▶ _Page text_
————

Reviewed by Paul L. Saal
What do Ludwig Wittgenstein, Jacques Derrida, Abraham Joshua Heschel, Martin Buber, and Joseph Soloveitchik have in common? They are all Jewish or of Jewish ancestry. They were each academics and philosophers of sorts. Buber, Heschel, and Soloveitchik were all religious, the latter two were rabbis, the first two mystics. Wittgenstein and Derrida were an agnostic and an atheist who both wrote about prayer. Along with Buber they were existentialists who focused on linguistics. Buber, Heschel and Wittgenstein all escaped Nazism and the ensuing holocaust. Finally, all were Zionists, or at the least sympathetic to a Jewish homeland. Derrida’s emphasis was political, Herschel and Soloveitchik’s perspective was religious, and Buber’s Zionism was principally social, seeking the highest good. Perhaps the one common thread in all these luminaries’ writings might be the deep desire to see the development of a lasting language of peace, though defined differently by each.
This ambitious pursuit is explored in the seminal writing of Alick Isaacs in A Prophetic Peace: Judaism, Religion and Politics. Isaacs is a research fellow at the Hartman Institute’s Kogod Center for Contemporary Jewish Thought and a teacher at the Hebrew University of Jerusalem, Melton Center for Jewish Education and Rothberg School for Overseas Students. He is also a combat veteran of Israel’s second Lebanon War. It is from this experience that he writes, challenging many tightly held convictions concerning Judaism, Zionism, war and peace. He does so by drawing upon the rich thinking of these five scholars and many others, Jewish, Christian, and not religiously affiliated, while weaving an absorbing narrative that compels the reader to rethink the intellectual ground they might have already occupied and presumed to be settled territory.
Isaacs had me one page into the introduction. His recounting of the last few days of the war were eye opening. He conveys how combat units burned trees and orchards that obstructed the Israelis’ capacity to see the “enemy”, and carefully contemplated a decision to break Shabbat to commence a sneak attack. This blatant honesty drew me into the harsh realities of war, realities that set aside both commandment and conviction, to protect against the overwhelming sense of fear. Isaacs expresses his unique sensation of the nearness of God while patrolling Ras-Bayada, a town in southern Lebanon, a sensation he experienced as hands resting on his shoulders.

————

▶ _Raw records_
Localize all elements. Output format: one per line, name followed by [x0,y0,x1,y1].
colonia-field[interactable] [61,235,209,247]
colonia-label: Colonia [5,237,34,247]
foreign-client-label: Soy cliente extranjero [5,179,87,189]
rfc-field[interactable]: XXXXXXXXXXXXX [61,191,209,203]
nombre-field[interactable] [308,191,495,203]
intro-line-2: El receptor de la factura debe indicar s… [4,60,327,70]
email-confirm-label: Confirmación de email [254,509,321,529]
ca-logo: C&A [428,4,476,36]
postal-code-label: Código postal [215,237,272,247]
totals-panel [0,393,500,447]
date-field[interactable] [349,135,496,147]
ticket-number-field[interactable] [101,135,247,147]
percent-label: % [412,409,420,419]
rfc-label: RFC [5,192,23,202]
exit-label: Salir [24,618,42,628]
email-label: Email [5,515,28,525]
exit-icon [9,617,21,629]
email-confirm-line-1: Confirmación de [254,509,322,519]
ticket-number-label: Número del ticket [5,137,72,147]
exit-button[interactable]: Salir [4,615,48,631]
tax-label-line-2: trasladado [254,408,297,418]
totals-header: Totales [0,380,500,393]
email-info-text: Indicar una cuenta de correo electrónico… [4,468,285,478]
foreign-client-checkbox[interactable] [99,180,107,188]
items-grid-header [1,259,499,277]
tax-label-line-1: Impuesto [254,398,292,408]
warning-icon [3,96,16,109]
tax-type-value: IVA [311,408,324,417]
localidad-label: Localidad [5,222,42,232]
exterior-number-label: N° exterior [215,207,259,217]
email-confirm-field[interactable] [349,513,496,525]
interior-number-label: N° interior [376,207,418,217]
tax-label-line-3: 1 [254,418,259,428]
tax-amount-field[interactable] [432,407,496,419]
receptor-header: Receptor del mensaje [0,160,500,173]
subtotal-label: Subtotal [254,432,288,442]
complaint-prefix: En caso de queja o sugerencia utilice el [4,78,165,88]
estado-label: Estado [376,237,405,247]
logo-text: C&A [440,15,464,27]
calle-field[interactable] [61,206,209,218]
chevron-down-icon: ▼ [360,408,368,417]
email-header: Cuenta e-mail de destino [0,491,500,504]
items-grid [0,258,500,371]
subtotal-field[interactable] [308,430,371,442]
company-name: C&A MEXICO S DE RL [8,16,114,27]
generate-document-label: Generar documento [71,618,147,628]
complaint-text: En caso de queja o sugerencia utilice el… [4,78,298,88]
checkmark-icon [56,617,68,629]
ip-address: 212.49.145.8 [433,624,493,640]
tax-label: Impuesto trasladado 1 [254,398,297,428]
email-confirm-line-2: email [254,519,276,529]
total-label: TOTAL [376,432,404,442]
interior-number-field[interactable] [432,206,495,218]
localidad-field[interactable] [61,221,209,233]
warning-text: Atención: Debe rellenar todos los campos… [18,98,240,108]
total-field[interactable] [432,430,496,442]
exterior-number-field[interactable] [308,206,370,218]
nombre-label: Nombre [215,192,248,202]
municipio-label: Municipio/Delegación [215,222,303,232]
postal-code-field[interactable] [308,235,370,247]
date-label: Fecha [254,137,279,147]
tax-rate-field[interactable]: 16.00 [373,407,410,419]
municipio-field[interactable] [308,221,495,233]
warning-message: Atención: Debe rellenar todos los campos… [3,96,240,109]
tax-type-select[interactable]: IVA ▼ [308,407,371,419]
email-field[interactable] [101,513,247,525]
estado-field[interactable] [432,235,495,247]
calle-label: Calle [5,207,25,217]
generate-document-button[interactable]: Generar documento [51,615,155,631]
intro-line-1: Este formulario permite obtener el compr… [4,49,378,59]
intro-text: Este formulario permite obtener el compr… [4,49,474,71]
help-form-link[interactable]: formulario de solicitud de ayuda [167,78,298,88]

————

▶ _The request_
Using the book review, answer these:
1. Which two of the five thinkers does the review identify as rabbis?
2. In which war is Isaacs described as a combat veteran?
3. What town was Isaacs patrolling when he sensed the nearness of God?
Rely only on the book review for your answers.

▶ _Exercise solution_
1. Heschel and Soloveitchik.
2. Israel's second Lebanon War.
3. Ras-Bayada, a town in southern Lebanon.